■ **Exercise directions**
Copy each line holding the string "Santo".

══════

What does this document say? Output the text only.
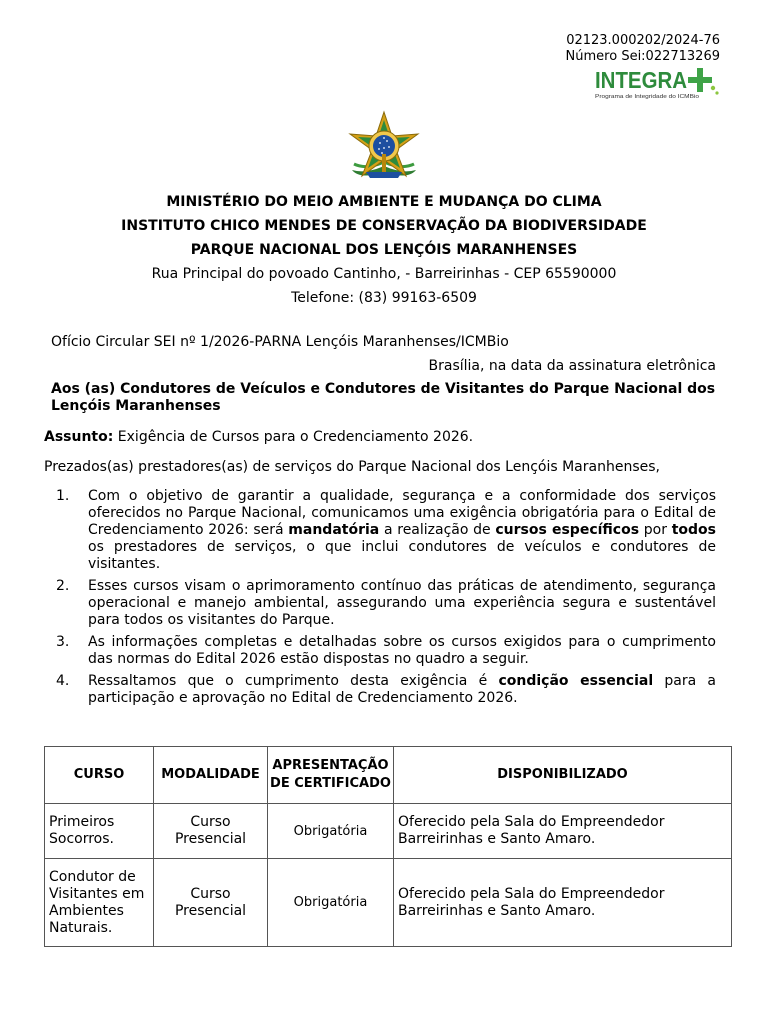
02123.000202/2024-76
Número Sei:022713269
INTEGRA
Programa de Integridade do ICMBio
MINISTÉRIO DO MEIO AMBIENTE E MUDANÇA DO CLIMA
INSTITUTO CHICO MENDES DE CONSERVAÇÃO DA BIODIVERSIDADE
PARQUE NACIONAL DOS LENÇÓIS MARANHENSES
Rua Principal do povoado Cantinho, - Barreirinhas - CEP 65590000
Telefone: (83) 99163-6509
Ofício Circular SEI nº 1/2026-PARNA Lençóis Maranhenses/ICMBio
Brasília, na data da assinatura eletrônica
Aos (as) Condutores de Veículos e Condutores de Visitantes do Parque Nacional dos Lençóis Maranhenses
Assunto: Exigência de Cursos para o Credenciamento 2026.
Prezados(as) prestadores(as) de serviços do Parque Nacional dos Lençóis Maranhenses,
1. Com o objetivo de garantir a qualidade, segurança e a conformidade dos serviços oferecidos no Parque Nacional, comunicamos uma exigência obrigatória para o Edital de Credenciamento 2026: será mandatória a realização de cursos específicos por todos os prestadores de serviços, o que inclui condutores de veículos e condutores de visitantes.
2. Esses cursos visam o aprimoramento contínuo das práticas de atendimento, segurança operacional e manejo ambiental, assegurando uma experiência segura e sustentável para todos os visitantes do Parque.
3. As informações completas e detalhadas sobre os cursos exigidos para o cumprimento das normas do Edital 2026 estão dispostas no quadro a seguir.
4. Ressaltamos que o cumprimento desta exigência é condição essencial para a participação e aprovação no Edital de Credenciamento 2026.
CURSO	MODALIDADE	APRESENTAÇÃO DE CERTIFICADO	DISPONIBILIZADO
Primeiros Socorros.	Curso Presencial	Obrigatória	Oferecido pela Sala do Empreendedor Barreirinhas e Santo Amaro.
Condutor de Visitantes em Ambientes Naturais.	Curso Presencial	Obrigatória	Oferecido pela Sala do Empreendedor Barreirinhas e Santo Amaro.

══════

■ **Result**
Primeiros Socorros.	Curso Presencial	Obrigatória	Oferecido pela Sala do Empreendedor Barreirinhas e Santo Amaro.
Condutor de Visitantes em Ambientes Naturais.	Curso Presencial	Obrigatória	Oferecido pela Sala do Empreendedor Barreirinhas e Santo Amaro.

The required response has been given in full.